[Data entries]
• • • •
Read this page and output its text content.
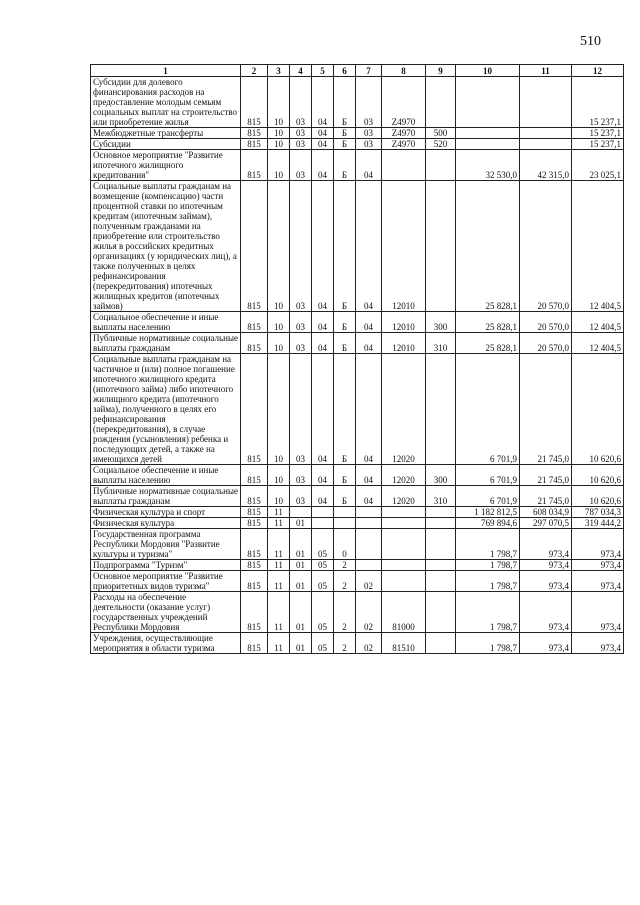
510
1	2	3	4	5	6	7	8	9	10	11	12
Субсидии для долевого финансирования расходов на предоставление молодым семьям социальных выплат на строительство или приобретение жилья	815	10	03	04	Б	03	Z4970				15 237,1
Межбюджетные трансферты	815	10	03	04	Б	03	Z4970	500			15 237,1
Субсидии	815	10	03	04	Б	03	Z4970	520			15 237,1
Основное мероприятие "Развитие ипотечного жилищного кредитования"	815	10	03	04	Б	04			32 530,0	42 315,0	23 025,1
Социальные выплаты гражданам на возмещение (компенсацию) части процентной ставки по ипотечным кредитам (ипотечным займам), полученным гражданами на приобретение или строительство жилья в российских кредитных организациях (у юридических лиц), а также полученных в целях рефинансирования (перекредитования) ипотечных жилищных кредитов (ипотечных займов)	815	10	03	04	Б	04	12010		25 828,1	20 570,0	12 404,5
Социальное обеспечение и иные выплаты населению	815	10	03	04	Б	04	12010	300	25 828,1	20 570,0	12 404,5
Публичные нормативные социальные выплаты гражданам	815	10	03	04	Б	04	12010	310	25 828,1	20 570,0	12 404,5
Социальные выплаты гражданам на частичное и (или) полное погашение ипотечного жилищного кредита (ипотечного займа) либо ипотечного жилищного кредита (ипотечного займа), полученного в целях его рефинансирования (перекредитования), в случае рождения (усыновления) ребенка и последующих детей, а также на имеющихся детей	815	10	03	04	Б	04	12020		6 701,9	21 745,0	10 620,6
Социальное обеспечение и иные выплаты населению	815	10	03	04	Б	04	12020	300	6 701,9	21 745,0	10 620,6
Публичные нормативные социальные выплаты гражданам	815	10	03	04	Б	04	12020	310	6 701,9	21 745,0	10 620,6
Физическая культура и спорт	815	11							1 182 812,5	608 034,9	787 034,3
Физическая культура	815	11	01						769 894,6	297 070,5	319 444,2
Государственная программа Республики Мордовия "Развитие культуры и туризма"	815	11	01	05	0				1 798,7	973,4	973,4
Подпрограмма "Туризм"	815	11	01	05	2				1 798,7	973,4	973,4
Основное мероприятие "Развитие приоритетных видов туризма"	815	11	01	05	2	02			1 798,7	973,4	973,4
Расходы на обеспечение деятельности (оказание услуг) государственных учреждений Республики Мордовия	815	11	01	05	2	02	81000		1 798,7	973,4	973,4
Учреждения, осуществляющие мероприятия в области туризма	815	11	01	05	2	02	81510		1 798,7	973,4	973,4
• • • •
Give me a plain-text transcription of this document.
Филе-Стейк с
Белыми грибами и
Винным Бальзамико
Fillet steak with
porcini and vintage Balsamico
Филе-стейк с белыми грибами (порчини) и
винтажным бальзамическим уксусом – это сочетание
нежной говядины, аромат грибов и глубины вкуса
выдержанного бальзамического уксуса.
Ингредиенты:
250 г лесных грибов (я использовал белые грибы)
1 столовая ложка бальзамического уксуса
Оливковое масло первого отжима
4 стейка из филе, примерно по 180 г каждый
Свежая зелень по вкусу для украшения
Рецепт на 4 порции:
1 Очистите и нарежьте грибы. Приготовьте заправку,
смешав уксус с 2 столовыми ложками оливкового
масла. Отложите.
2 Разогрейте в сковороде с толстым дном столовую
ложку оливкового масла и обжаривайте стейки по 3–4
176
• • • •
EXERCISE OBJECTIVE:
Filter the records above for lines containing the word "перекредитования", and copy those lines.

TASK SOLUTION:
Социальные выплаты гражданам на возмещение (компенсацию) части процентной ставки по ипотечным кредитам (ипотечным займам), полученным гражданами на приобретение или строительство жилья в российских кредитных организациях (у юридических лиц), а также полученных в целях рефинансирования (перекредитования) ипотечных жилищных кредитов (ипотечных займов)	815	10	03	04	Б	04	12010		25 828,1	20 570,0	12 404,5
Социальные выплаты гражданам на частичное и (или) полное погашение ипотечного жилищного кредита (ипотечного займа) либо ипотечного жилищного кредита (ипотечного займа), полученного в целях его рефинансирования (перекредитования), в случае рождения (усыновления) ребенка и последующих детей, а также на имеющихся детей	815	10	03	04	Б	04	12020		6 701,9	21 745,0	10 620,6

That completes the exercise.